● **Work to be completed**:
Using the data beneath, show every line that includes the word "play".

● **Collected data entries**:
□ □ □ □ □ □ □

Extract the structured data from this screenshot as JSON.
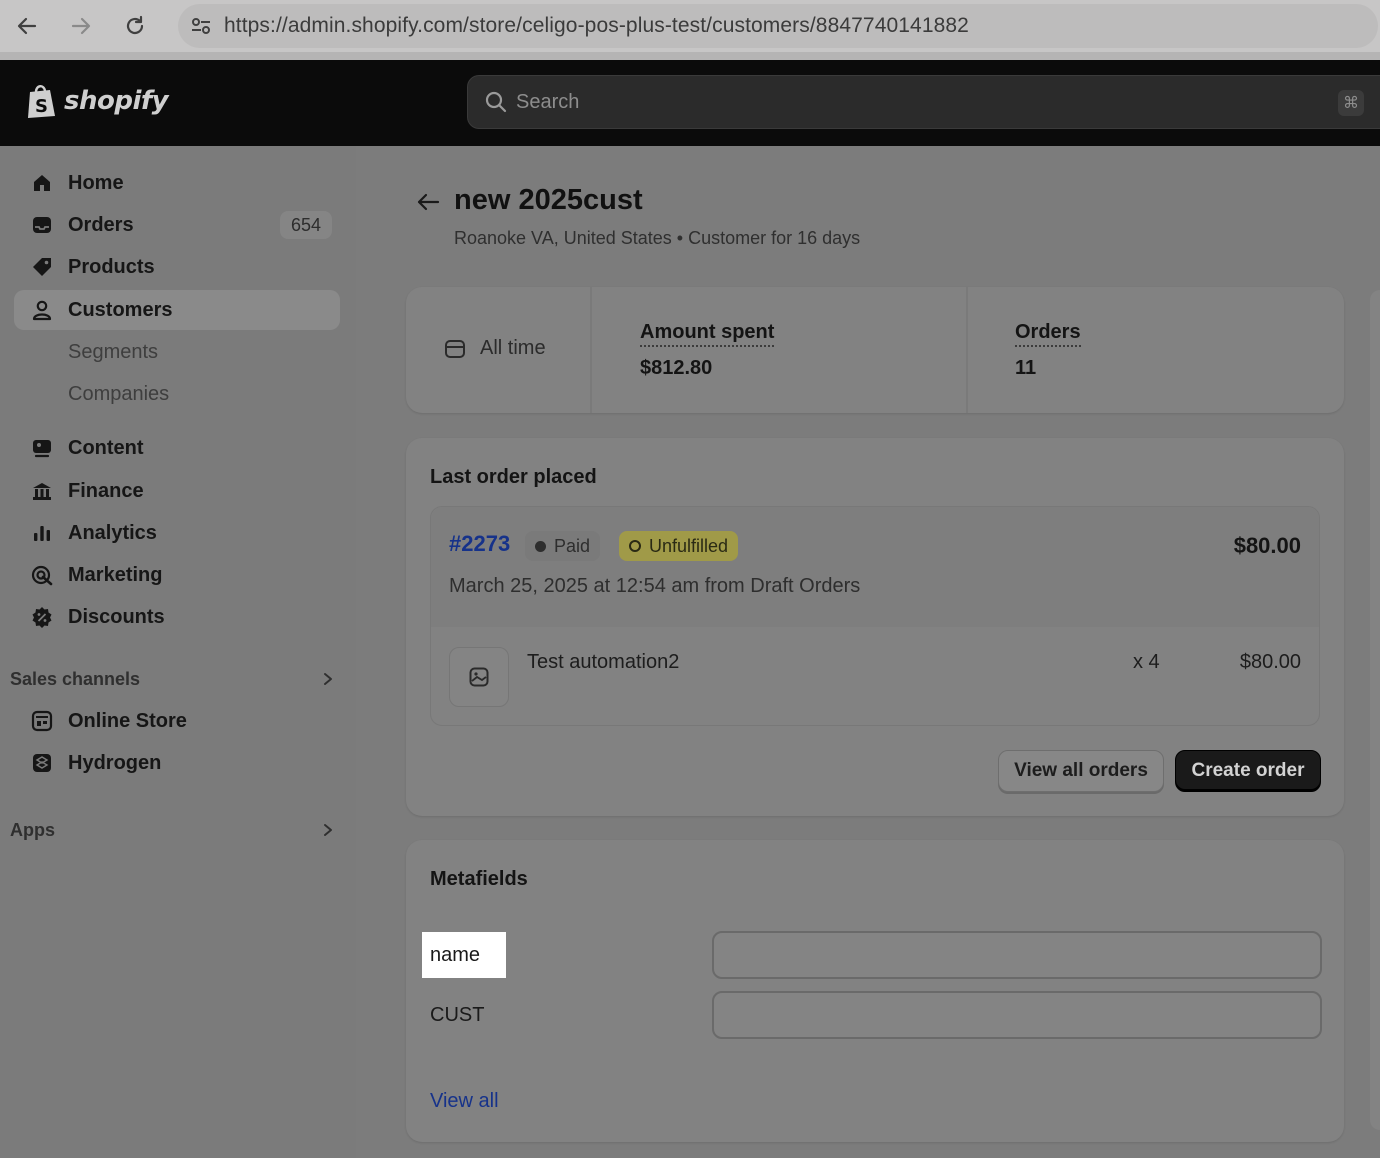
{
  "browser": {
    "url": "https://admin.shopify.com/store/celigo-pos-plus-test/customers/8847740141882"
  },
  "header": {
    "logo_text": "shopify",
    "search_placeholder": "Search",
    "shortcut_hint": "⌘"
  },
  "sidebar": {
    "items": [
      {
        "label": "Home",
        "icon": "home-icon"
      },
      {
        "label": "Orders",
        "icon": "orders-icon",
        "badge": "654"
      },
      {
        "label": "Products",
        "icon": "tag-icon"
      },
      {
        "label": "Customers",
        "icon": "person-icon",
        "active": true
      },
      {
        "label": "Segments",
        "sub": true
      },
      {
        "label": "Companies",
        "sub": true
      },
      {
        "label": "Content",
        "icon": "content-icon"
      },
      {
        "label": "Finance",
        "icon": "bank-icon"
      },
      {
        "label": "Analytics",
        "icon": "bar-chart-icon"
      },
      {
        "label": "Marketing",
        "icon": "target-icon"
      },
      {
        "label": "Discounts",
        "icon": "discount-icon"
      }
    ],
    "sales_channels": {
      "label": "Sales channels",
      "items": [
        {
          "label": "Online Store",
          "icon": "store-icon"
        },
        {
          "label": "Hydrogen",
          "icon": "hydrogen-icon"
        }
      ]
    },
    "apps": {
      "label": "Apps"
    }
  },
  "customer": {
    "name": "new 2025cust",
    "subtitle": "Roanoke VA, United States • Customer for 16 days"
  },
  "stats": {
    "range": "All time",
    "amount_label": "Amount spent",
    "amount_value": "$812.80",
    "orders_label": "Orders",
    "orders_value": "11"
  },
  "last_order": {
    "title": "Last order placed",
    "number": "#2273",
    "payment_status": "Paid",
    "fulfillment_status": "Unfulfilled",
    "total": "$80.00",
    "meta": "March 25, 2025 at 12:54 am from Draft Orders",
    "line_item": {
      "name": "Test automation2",
      "qty": "x 4",
      "price": "$80.00"
    },
    "view_all_label": "View all orders",
    "create_label": "Create order"
  },
  "metafields": {
    "title": "Metafields",
    "fields": [
      {
        "label": "name",
        "value": ""
      },
      {
        "label": "CUST",
        "value": ""
      }
    ],
    "view_all_label": "View all"
  },
  "colors": {
    "link": "#16328a",
    "unfulfilled_badge": "#a09a48",
    "primary_button": "#1a1a1a"
  }
}
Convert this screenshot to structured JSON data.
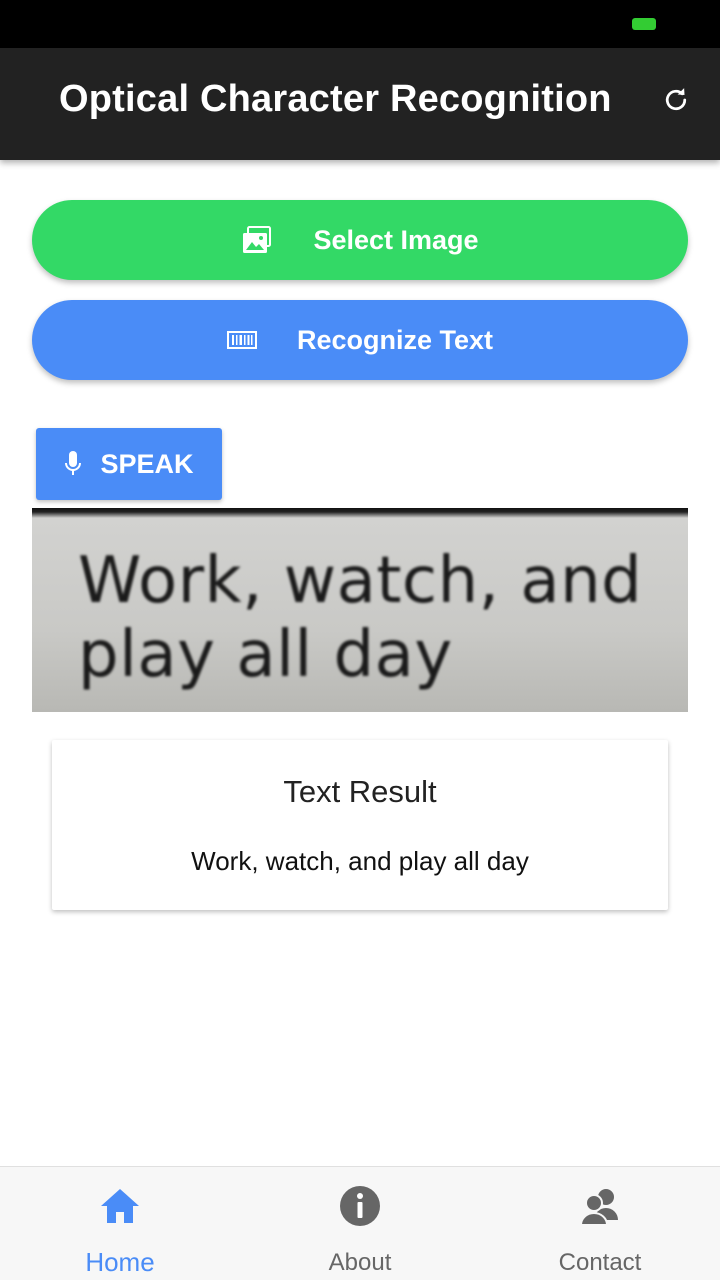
{
  "app": {
    "title": "Optical Character Recognition",
    "refresh_icon": "refresh-icon"
  },
  "actions": {
    "select_image_label": "Select Image",
    "select_image_icon": "image-icon",
    "recognize_text_label": "Recognize Text",
    "recognize_text_icon": "barcode-icon",
    "speak_label": "SPEAK",
    "speak_icon": "microphone-icon"
  },
  "preview": {
    "line1": "Work, watch, and",
    "line2": "play all day"
  },
  "result": {
    "title": "Text Result",
    "text": "Work, watch, and play all day"
  },
  "nav": {
    "items": [
      {
        "label": "Home",
        "icon": "home-icon",
        "active": true
      },
      {
        "label": "About",
        "icon": "info-icon",
        "active": false
      },
      {
        "label": "Contact",
        "icon": "contacts-icon",
        "active": false
      }
    ]
  },
  "colors": {
    "app_bar": "#222222",
    "select_button": "#33d966",
    "recognize_button": "#4a8cf7",
    "speak_button": "#4a8cf7",
    "nav_active": "#4a8cf7",
    "battery": "#33cc33"
  }
}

□ □ □ □ □ □ □

● **Solution for this exercise**:
    "line2": "play all day"
    "text": "Work, watch, and play all day"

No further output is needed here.